[Problem]
List every line below containing "upper".

Lines of data
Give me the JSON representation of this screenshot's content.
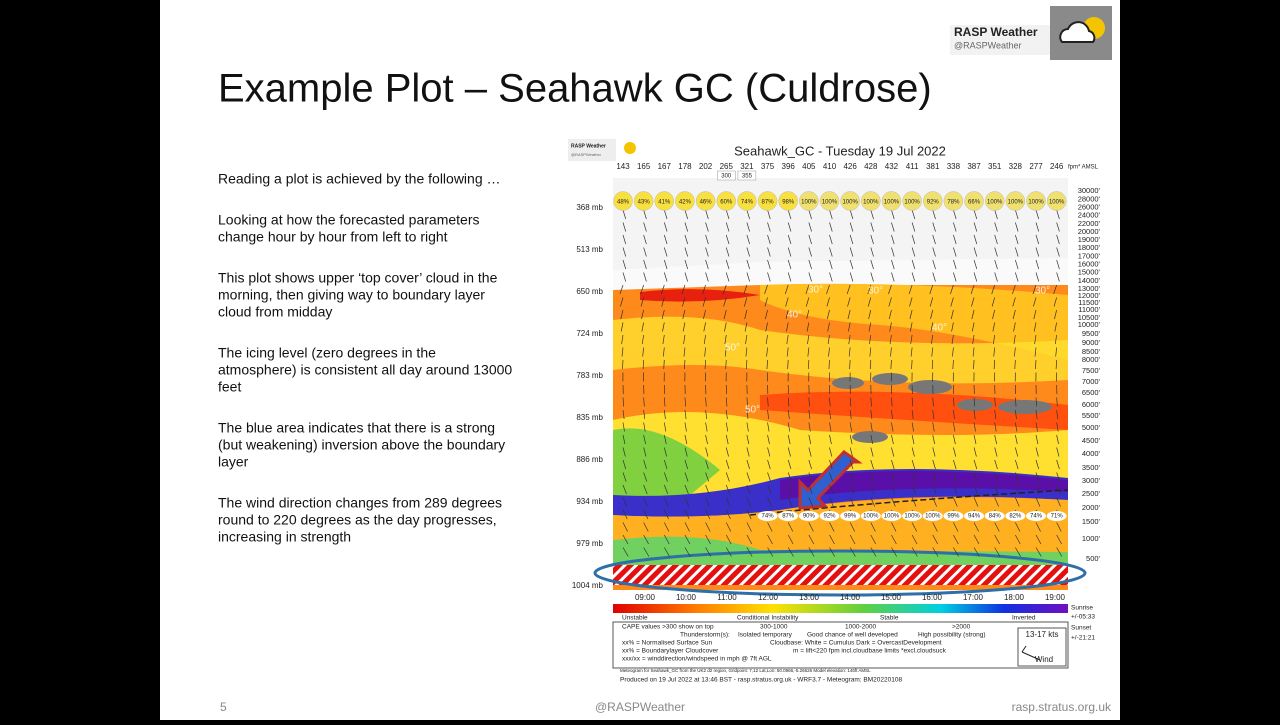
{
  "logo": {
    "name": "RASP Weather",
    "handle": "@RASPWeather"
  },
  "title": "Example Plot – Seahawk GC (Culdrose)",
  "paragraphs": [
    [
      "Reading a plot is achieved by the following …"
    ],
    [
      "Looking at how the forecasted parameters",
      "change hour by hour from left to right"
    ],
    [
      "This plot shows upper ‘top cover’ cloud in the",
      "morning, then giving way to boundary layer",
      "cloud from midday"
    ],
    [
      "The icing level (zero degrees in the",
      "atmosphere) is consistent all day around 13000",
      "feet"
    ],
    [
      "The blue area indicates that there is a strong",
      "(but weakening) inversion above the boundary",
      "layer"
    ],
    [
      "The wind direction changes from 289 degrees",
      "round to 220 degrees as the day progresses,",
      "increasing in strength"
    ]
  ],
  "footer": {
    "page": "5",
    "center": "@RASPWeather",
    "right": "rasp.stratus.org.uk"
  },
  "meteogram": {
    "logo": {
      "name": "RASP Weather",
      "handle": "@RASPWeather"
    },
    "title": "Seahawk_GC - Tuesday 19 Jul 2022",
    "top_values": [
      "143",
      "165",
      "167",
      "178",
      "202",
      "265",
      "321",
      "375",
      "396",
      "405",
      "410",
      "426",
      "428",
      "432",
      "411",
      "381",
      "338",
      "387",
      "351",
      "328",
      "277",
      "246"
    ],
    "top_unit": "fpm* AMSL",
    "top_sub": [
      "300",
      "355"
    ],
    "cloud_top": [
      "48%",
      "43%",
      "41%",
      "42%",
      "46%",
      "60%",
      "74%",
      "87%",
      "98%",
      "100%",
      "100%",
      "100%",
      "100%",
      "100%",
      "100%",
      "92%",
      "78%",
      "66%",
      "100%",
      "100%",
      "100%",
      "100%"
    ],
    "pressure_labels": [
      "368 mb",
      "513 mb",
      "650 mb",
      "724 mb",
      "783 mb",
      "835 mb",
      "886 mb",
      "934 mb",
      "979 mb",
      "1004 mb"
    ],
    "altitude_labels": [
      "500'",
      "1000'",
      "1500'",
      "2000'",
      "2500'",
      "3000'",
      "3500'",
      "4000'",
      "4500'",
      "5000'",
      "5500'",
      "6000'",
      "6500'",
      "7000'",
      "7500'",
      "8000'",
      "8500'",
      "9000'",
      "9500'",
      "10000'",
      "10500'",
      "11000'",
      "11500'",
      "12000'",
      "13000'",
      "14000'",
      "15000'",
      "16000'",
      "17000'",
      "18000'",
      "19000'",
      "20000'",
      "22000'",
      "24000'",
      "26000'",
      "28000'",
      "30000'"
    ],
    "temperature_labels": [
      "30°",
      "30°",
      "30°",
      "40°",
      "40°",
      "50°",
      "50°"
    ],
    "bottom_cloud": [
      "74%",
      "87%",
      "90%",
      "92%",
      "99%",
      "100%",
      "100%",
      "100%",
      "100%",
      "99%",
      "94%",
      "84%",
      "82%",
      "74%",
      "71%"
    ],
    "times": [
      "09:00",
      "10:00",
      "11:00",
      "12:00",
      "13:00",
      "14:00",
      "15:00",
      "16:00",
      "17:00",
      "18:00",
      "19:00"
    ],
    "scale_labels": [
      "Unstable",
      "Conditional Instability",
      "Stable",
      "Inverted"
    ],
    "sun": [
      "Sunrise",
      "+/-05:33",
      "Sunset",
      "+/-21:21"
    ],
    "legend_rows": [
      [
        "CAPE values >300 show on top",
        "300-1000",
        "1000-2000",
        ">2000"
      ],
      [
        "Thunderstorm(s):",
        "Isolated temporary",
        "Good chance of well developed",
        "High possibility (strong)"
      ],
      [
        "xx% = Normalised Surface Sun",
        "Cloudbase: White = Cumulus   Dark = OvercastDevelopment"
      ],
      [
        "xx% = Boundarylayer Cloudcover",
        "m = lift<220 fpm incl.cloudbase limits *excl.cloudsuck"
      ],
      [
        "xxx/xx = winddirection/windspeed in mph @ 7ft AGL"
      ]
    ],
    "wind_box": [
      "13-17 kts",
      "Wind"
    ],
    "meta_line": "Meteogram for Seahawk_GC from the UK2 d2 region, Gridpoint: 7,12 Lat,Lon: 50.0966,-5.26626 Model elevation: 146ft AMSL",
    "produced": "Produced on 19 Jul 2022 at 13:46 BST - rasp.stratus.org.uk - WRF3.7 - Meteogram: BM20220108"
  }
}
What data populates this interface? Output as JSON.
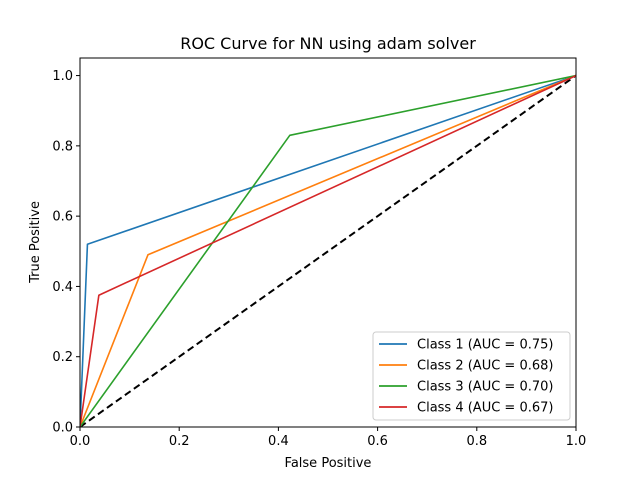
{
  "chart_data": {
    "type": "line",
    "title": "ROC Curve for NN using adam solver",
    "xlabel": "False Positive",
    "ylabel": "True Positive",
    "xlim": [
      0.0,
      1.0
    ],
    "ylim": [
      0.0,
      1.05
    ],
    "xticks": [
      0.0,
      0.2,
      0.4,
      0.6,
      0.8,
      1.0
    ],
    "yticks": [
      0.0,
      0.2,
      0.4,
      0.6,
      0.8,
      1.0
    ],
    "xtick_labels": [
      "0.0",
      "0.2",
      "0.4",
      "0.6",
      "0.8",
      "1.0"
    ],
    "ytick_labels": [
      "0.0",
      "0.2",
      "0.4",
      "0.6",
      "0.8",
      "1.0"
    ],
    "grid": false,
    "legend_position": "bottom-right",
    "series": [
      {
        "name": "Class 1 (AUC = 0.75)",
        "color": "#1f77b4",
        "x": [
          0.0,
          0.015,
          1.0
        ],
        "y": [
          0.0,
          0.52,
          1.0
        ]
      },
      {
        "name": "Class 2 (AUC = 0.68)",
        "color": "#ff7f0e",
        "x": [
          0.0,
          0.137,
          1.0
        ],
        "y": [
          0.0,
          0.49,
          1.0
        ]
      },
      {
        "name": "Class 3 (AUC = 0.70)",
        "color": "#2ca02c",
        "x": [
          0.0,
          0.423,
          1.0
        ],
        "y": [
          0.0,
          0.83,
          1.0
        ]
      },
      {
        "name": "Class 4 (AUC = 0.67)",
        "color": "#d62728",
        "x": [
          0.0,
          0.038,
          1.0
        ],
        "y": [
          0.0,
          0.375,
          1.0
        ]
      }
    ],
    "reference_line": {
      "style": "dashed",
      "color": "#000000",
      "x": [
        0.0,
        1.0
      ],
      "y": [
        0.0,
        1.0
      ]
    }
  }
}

...

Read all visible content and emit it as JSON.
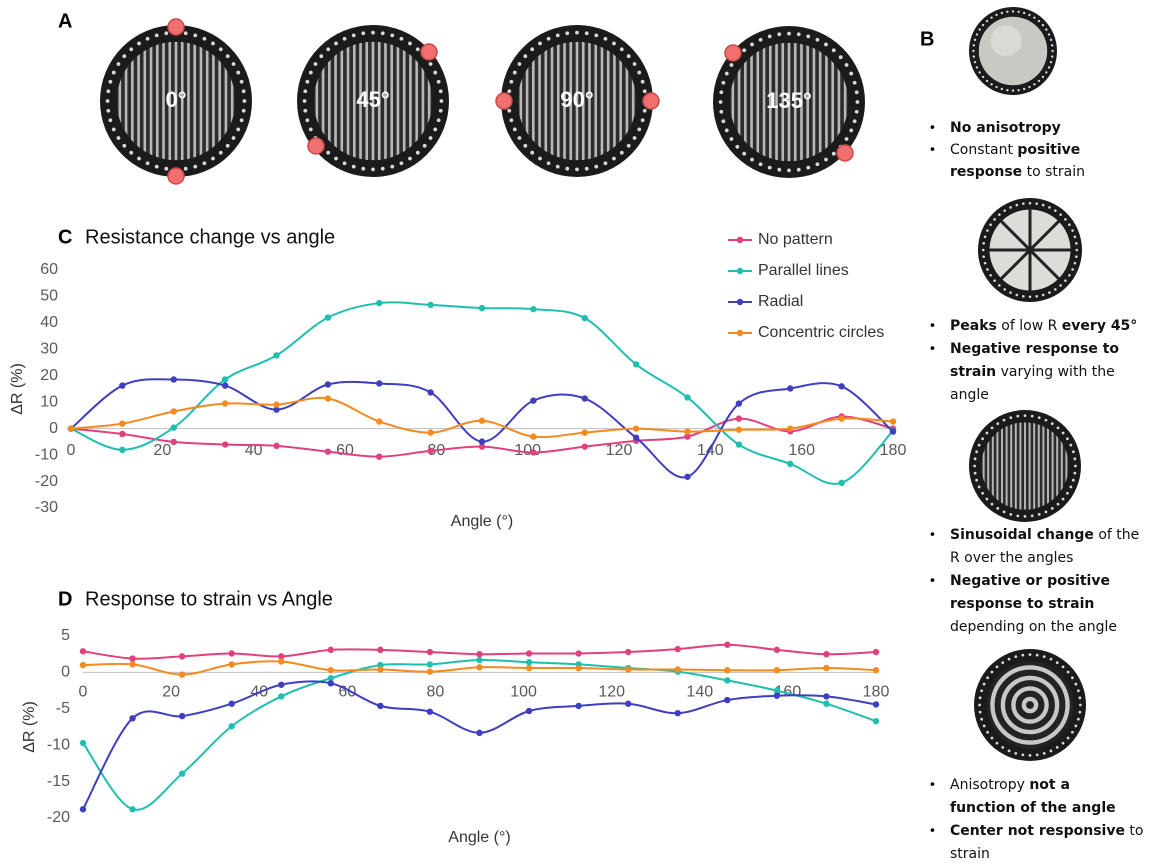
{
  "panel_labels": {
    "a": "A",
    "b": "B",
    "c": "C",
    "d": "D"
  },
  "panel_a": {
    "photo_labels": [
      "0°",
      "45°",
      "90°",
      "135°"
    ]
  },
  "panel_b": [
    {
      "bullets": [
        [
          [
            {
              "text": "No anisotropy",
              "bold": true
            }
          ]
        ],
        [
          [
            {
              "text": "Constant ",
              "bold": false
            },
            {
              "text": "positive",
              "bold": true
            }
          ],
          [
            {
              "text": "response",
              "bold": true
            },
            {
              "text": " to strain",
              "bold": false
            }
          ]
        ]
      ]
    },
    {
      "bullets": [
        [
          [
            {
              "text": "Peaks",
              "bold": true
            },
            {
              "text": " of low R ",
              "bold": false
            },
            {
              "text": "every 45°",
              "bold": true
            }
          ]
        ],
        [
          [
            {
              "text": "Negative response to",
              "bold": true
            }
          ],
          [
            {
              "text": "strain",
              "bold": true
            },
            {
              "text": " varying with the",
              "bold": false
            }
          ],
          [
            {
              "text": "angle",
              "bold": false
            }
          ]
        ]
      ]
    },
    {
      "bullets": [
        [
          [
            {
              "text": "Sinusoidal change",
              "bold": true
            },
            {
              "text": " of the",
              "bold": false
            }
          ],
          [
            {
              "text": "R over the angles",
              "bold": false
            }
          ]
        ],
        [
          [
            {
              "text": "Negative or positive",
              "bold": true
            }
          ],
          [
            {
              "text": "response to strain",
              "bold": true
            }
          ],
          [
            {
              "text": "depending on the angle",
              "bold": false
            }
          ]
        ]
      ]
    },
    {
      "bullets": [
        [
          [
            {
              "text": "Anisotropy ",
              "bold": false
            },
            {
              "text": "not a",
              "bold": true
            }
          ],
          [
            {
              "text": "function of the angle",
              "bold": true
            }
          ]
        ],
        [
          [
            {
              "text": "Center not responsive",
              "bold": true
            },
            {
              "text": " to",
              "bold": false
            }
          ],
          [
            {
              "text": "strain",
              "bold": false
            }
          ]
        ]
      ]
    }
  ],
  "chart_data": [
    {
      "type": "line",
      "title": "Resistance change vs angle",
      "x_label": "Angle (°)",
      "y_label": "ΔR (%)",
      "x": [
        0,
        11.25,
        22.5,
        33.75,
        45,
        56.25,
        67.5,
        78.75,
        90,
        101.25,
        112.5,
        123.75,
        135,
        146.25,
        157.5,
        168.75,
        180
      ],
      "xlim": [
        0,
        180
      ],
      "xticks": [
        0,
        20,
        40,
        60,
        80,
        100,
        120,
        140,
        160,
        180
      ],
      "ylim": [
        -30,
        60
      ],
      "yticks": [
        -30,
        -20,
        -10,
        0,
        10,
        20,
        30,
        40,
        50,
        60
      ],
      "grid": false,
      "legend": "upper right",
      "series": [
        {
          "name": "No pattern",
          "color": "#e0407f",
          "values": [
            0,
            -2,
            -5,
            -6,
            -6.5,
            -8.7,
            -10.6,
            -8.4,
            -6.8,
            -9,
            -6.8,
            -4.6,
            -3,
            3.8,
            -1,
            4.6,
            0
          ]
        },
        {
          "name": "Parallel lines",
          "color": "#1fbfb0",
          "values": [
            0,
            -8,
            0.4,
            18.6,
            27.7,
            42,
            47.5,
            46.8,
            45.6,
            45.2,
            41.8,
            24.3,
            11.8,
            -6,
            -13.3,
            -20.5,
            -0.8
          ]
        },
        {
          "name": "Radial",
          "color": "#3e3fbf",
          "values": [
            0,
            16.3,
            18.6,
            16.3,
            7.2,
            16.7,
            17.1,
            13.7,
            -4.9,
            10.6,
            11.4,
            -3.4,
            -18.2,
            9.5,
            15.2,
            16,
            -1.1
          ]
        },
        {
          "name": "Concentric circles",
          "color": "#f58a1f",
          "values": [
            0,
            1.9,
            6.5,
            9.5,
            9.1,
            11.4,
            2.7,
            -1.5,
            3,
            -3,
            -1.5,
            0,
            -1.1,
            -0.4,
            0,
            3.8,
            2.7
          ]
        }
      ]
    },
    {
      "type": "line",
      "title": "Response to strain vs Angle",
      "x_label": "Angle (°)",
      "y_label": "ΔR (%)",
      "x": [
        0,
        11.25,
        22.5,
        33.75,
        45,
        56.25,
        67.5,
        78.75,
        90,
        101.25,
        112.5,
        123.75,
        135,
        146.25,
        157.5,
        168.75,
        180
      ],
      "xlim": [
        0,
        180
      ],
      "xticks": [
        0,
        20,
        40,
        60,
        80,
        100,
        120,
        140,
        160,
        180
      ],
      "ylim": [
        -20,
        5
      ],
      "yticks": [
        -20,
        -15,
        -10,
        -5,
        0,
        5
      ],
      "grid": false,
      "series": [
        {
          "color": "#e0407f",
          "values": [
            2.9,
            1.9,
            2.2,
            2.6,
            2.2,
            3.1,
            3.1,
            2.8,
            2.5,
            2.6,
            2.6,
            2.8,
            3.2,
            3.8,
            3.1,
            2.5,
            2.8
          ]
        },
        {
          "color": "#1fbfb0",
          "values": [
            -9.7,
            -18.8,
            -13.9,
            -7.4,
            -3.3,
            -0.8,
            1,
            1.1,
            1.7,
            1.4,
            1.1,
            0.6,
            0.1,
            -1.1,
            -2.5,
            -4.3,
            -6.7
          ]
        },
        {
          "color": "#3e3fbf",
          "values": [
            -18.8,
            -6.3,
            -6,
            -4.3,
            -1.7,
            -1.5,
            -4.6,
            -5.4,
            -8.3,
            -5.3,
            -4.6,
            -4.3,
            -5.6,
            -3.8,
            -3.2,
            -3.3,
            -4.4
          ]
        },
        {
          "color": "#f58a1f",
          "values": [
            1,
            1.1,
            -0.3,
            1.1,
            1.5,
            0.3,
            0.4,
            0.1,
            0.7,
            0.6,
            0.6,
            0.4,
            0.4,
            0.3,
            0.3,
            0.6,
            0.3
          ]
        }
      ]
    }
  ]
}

[Task solution]
      "This plot shows upper ‘top cover’ cloud in the",
      "legend": "upper right",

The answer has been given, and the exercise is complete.